§ **EXERCISE DESCRIPTION**
Track down every line below that holds "true" and copy it.

§ **Saved data entries**
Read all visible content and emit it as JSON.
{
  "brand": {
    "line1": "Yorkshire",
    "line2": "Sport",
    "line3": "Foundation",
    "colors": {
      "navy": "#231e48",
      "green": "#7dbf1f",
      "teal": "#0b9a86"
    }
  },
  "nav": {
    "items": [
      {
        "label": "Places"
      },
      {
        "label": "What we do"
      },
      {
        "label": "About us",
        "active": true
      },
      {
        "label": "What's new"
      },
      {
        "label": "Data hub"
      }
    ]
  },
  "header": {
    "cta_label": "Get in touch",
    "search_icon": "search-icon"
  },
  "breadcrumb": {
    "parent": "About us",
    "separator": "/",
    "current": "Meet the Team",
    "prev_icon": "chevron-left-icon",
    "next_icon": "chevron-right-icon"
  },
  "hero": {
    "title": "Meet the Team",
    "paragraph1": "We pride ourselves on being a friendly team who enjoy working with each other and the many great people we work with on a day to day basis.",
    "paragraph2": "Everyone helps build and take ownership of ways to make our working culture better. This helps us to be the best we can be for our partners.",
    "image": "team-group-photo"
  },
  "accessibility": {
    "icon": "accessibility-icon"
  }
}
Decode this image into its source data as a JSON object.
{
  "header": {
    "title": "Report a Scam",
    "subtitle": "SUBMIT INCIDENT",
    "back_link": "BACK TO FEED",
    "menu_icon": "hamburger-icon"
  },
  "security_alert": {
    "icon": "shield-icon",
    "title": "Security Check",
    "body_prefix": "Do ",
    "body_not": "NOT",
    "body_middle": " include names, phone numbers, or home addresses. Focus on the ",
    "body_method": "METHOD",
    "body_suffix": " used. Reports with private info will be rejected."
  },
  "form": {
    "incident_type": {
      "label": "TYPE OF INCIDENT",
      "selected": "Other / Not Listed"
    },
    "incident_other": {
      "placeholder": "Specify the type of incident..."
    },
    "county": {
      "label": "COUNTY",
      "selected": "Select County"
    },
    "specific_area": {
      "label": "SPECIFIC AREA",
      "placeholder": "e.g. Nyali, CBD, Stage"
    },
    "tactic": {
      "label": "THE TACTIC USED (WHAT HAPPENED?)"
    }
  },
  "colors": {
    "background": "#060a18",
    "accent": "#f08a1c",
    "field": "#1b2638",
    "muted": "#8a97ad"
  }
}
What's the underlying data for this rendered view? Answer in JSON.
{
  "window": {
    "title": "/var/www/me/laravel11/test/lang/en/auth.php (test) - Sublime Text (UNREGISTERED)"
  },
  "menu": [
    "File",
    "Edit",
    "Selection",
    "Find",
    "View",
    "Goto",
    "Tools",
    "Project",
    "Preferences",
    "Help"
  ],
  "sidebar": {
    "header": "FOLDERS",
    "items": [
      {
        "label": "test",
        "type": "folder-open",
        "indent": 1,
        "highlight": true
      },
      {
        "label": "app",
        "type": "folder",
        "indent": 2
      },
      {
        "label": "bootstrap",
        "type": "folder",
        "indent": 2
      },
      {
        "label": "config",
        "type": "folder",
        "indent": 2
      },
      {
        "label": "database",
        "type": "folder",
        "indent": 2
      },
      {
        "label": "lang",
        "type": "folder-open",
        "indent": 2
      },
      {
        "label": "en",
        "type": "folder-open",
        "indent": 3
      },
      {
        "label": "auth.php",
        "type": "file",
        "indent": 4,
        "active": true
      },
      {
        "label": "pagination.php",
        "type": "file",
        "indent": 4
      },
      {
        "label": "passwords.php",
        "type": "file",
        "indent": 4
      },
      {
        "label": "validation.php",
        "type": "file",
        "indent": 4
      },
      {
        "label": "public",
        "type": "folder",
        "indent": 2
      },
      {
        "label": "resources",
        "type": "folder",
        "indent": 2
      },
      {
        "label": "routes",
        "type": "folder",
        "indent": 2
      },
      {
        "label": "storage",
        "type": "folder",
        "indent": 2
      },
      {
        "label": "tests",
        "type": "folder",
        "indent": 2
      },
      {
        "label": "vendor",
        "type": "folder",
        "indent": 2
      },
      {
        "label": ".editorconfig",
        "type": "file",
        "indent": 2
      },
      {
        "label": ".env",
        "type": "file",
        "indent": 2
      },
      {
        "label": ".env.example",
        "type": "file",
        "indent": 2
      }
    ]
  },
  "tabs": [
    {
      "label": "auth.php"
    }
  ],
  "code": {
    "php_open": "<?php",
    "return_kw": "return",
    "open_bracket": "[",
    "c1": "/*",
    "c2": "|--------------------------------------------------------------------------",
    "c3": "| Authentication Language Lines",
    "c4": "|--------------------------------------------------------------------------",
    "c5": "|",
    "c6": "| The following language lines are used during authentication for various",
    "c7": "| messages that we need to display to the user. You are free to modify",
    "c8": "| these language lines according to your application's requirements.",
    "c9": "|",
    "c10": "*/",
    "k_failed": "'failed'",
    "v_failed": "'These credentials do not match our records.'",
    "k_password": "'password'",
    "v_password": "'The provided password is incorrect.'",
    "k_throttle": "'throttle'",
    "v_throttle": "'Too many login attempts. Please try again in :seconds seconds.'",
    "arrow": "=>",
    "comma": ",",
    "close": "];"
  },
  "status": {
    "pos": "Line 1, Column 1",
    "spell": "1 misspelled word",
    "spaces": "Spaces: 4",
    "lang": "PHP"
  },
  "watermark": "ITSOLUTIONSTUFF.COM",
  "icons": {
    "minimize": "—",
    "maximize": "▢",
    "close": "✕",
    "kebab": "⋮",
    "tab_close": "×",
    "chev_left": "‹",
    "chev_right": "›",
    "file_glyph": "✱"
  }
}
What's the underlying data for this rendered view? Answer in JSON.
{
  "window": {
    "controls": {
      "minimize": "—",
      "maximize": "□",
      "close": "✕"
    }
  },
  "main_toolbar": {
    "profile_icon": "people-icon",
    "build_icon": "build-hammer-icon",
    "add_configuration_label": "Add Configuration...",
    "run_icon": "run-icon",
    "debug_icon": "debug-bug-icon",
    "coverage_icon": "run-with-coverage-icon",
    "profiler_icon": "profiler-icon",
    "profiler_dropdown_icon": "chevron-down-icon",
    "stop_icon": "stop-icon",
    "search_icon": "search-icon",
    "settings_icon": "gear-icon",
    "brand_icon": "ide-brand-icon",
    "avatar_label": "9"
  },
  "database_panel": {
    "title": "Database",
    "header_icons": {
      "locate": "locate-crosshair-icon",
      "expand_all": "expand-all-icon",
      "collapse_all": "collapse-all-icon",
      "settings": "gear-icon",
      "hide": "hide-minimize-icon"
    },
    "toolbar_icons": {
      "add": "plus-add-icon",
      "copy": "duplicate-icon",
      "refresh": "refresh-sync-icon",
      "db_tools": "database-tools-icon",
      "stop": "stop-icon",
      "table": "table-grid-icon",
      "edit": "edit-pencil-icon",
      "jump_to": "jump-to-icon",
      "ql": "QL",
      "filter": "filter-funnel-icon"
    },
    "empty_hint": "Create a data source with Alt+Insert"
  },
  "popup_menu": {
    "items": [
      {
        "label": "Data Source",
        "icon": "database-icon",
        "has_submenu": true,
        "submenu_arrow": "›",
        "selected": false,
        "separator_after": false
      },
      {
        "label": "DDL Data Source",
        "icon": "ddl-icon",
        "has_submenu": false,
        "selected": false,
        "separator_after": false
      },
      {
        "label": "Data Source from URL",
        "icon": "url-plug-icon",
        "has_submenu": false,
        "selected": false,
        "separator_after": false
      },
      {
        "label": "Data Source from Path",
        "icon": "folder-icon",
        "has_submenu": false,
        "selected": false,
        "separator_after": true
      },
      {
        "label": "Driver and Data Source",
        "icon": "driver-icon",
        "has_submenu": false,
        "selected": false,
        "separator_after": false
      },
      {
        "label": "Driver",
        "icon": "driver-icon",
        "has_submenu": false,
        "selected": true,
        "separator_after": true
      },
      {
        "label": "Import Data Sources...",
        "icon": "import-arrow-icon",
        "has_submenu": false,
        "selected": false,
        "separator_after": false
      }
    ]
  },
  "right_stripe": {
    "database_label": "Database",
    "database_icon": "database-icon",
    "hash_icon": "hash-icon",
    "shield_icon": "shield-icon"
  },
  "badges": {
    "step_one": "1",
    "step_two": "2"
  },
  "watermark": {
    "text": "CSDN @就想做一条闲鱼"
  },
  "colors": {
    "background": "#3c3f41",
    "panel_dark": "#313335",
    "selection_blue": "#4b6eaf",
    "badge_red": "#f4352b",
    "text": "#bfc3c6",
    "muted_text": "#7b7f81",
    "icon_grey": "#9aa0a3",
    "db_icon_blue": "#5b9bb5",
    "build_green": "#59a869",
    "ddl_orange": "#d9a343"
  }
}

§ **IN RESPONSE**
        "active": true
        "highlight": true
        "active": true
        "has_submenu": true,
        "separator_after": true
        "selected": true,
        "separator_after": true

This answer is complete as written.